Records shown start

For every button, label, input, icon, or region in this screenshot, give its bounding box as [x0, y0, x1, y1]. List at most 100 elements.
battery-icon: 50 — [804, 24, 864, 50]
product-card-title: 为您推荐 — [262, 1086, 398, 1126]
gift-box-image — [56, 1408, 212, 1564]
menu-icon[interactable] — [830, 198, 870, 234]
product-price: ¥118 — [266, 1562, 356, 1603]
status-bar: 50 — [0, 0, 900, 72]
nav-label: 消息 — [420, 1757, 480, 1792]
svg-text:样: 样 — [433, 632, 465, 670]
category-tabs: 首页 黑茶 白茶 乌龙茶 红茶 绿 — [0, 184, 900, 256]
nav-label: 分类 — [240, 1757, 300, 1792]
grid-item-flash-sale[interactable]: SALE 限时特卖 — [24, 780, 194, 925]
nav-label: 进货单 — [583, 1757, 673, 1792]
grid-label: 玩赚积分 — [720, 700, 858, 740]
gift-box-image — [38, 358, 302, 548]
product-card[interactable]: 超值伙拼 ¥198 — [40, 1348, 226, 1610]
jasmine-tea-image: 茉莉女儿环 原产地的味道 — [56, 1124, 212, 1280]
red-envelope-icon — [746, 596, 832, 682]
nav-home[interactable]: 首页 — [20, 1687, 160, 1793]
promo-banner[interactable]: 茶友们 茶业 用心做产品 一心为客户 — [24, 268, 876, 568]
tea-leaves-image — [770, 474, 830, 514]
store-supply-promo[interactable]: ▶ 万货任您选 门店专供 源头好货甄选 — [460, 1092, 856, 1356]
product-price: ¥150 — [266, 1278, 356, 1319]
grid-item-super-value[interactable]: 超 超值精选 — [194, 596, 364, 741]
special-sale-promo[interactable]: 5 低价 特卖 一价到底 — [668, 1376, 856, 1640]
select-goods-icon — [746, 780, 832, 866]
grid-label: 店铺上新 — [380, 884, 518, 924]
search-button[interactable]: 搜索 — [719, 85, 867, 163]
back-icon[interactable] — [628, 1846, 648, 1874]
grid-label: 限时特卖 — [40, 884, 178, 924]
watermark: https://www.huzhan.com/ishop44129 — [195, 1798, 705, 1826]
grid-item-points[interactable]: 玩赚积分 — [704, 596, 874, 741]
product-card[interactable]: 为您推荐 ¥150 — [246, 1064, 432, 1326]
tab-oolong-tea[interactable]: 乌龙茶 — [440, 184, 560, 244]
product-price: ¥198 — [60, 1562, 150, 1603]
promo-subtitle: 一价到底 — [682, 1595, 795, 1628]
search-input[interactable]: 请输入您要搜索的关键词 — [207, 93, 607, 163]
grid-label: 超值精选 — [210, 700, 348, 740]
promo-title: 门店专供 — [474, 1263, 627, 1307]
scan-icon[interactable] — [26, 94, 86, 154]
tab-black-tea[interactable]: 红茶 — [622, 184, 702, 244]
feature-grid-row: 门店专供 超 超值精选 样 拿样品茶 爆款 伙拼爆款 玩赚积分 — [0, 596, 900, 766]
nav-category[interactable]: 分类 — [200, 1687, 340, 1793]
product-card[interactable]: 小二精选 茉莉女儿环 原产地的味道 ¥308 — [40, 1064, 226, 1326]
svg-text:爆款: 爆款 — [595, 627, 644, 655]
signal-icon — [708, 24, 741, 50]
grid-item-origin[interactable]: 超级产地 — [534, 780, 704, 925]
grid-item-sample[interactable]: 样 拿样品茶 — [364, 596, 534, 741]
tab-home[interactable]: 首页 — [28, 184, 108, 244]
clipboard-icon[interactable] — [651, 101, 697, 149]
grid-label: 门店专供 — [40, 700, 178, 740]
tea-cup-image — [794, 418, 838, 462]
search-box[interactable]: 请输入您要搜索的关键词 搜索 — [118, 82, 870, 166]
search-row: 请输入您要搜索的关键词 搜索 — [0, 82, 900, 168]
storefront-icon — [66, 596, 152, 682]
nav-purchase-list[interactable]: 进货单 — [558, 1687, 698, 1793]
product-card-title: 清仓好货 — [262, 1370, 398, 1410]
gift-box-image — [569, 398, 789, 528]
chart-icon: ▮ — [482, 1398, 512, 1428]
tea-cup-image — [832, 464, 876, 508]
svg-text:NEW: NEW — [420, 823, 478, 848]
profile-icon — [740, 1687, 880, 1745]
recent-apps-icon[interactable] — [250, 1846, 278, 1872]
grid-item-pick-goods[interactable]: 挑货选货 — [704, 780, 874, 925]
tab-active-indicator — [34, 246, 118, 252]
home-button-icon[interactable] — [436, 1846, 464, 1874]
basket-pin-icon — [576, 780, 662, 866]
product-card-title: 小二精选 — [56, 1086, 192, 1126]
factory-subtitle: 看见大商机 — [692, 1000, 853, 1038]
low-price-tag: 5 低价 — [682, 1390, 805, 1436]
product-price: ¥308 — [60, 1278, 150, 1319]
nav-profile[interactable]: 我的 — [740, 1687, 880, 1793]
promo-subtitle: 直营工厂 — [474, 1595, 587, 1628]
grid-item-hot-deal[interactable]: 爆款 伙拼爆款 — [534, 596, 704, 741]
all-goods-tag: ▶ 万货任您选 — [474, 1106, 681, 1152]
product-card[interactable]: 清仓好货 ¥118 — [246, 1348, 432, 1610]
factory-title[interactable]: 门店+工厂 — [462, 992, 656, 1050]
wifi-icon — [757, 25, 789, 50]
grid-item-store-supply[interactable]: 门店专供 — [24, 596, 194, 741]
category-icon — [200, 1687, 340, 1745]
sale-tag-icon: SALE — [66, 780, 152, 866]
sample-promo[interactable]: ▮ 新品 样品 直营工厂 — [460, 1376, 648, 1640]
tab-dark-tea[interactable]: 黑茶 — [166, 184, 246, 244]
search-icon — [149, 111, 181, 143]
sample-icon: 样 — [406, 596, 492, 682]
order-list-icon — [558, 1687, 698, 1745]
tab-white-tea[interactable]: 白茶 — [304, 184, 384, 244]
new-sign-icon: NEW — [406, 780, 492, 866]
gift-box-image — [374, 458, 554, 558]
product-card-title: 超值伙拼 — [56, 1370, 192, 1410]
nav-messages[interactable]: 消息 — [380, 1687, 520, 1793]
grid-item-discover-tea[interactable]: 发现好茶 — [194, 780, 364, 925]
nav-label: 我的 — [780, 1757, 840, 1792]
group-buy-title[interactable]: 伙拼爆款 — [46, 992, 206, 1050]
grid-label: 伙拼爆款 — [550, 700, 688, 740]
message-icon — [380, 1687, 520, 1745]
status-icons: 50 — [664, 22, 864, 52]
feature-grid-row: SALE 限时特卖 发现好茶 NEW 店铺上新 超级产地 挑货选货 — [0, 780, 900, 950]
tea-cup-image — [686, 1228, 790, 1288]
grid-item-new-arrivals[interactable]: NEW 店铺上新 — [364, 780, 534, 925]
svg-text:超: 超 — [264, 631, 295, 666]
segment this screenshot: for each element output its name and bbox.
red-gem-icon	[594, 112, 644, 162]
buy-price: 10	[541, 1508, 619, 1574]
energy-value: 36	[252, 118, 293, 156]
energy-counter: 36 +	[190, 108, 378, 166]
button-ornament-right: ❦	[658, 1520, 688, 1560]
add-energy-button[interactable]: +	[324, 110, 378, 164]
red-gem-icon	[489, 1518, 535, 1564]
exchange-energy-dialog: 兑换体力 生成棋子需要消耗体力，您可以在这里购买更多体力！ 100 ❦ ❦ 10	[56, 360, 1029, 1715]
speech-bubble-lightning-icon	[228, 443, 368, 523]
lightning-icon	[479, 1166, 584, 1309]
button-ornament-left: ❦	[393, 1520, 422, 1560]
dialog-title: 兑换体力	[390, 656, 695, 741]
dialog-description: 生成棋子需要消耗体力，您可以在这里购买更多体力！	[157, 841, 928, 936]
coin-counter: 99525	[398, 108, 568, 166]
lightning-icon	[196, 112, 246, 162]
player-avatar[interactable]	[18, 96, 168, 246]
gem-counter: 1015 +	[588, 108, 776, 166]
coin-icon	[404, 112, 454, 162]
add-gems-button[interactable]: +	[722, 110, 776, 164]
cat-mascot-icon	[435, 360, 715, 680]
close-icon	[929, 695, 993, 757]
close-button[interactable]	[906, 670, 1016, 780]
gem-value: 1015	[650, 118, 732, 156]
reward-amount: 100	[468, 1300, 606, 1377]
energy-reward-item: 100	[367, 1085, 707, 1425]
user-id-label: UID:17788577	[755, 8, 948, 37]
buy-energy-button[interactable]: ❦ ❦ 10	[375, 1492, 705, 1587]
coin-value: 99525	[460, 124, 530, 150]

Records shown end

## [To be done]
Please quote the items above word for word, from the start through the line that contains "gift-box-image — [38, 358, 302, 548]".

## [Output below]
For every button, label, input, icon, or region in this screenshot, give its bounding box as [x0, y0, x1, y1]. List at most 100 elements.
battery-icon: 50 — [804, 24, 864, 50]
product-card-title: 为您推荐 — [262, 1086, 398, 1126]
gift-box-image — [56, 1408, 212, 1564]
menu-icon[interactable] — [830, 198, 870, 234]
product-price: ¥118 — [266, 1562, 356, 1603]
status-bar: 50 — [0, 0, 900, 72]
nav-label: 消息 — [420, 1757, 480, 1792]
svg-text:样: 样 — [433, 632, 465, 670]
category-tabs: 首页 黑茶 白茶 乌龙茶 红茶 绿 — [0, 184, 900, 256]
nav-label: 分类 — [240, 1757, 300, 1792]
grid-item-flash-sale[interactable]: SALE 限时特卖 — [24, 780, 194, 925]
nav-label: 进货单 — [583, 1757, 673, 1792]
grid-label: 玩赚积分 — [720, 700, 858, 740]
gift-box-image — [38, 358, 302, 548]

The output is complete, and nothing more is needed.